Pick out every line of the entries below where "only" occurs, and copy those lines.

───── The records

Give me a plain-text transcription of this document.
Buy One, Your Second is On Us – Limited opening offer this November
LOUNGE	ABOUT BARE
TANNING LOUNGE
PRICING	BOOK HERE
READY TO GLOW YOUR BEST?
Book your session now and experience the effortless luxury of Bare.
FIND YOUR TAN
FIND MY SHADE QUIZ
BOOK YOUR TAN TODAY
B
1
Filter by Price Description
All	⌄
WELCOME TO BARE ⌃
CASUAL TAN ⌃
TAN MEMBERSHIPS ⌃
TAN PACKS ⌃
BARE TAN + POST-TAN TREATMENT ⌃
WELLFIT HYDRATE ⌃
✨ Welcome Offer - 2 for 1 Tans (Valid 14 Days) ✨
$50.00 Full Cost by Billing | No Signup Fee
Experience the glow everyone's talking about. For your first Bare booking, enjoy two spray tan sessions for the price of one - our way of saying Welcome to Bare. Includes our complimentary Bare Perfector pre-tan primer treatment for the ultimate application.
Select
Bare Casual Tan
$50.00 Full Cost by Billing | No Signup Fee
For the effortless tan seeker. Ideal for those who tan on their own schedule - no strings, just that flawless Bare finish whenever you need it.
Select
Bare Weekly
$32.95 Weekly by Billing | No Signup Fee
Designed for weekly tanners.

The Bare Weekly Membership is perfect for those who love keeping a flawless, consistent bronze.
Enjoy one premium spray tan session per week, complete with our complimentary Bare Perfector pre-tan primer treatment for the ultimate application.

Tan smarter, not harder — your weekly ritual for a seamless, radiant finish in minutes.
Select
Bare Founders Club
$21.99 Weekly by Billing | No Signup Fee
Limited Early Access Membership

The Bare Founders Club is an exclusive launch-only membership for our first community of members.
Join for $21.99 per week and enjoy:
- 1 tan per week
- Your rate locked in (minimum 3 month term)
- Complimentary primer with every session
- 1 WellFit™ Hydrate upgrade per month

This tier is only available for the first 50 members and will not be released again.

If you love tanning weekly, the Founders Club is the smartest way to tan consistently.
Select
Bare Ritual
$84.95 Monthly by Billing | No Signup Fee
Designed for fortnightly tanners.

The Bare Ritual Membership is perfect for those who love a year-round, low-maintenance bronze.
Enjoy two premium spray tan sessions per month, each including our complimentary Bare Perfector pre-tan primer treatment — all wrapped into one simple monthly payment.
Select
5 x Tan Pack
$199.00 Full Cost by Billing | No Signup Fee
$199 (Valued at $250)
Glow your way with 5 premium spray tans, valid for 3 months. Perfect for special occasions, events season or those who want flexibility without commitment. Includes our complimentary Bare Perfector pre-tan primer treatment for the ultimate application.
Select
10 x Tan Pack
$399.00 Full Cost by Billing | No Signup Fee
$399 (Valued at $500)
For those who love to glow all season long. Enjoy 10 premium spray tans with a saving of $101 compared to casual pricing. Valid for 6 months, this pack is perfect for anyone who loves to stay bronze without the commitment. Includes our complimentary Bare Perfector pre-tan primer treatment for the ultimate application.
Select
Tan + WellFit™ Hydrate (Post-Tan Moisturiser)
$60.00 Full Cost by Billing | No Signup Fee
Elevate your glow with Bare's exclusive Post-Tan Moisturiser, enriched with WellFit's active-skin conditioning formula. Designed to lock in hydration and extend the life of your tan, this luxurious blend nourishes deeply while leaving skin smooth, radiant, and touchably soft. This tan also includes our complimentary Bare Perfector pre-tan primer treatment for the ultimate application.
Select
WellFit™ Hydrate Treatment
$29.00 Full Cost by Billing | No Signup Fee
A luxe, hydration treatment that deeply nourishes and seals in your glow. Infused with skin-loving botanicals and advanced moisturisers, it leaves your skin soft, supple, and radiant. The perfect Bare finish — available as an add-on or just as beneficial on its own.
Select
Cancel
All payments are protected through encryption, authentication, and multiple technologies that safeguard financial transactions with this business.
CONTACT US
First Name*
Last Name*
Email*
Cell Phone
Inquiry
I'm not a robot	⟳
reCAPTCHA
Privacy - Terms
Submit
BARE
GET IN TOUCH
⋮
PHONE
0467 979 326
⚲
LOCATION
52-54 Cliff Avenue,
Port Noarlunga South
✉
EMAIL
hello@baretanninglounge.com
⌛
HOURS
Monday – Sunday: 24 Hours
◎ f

──────────

Result for this exercise:
The Bare Founders Club is an exclusive launch-only membership for our first community of members.
This tier is only available for the first 50 members and will not be released again.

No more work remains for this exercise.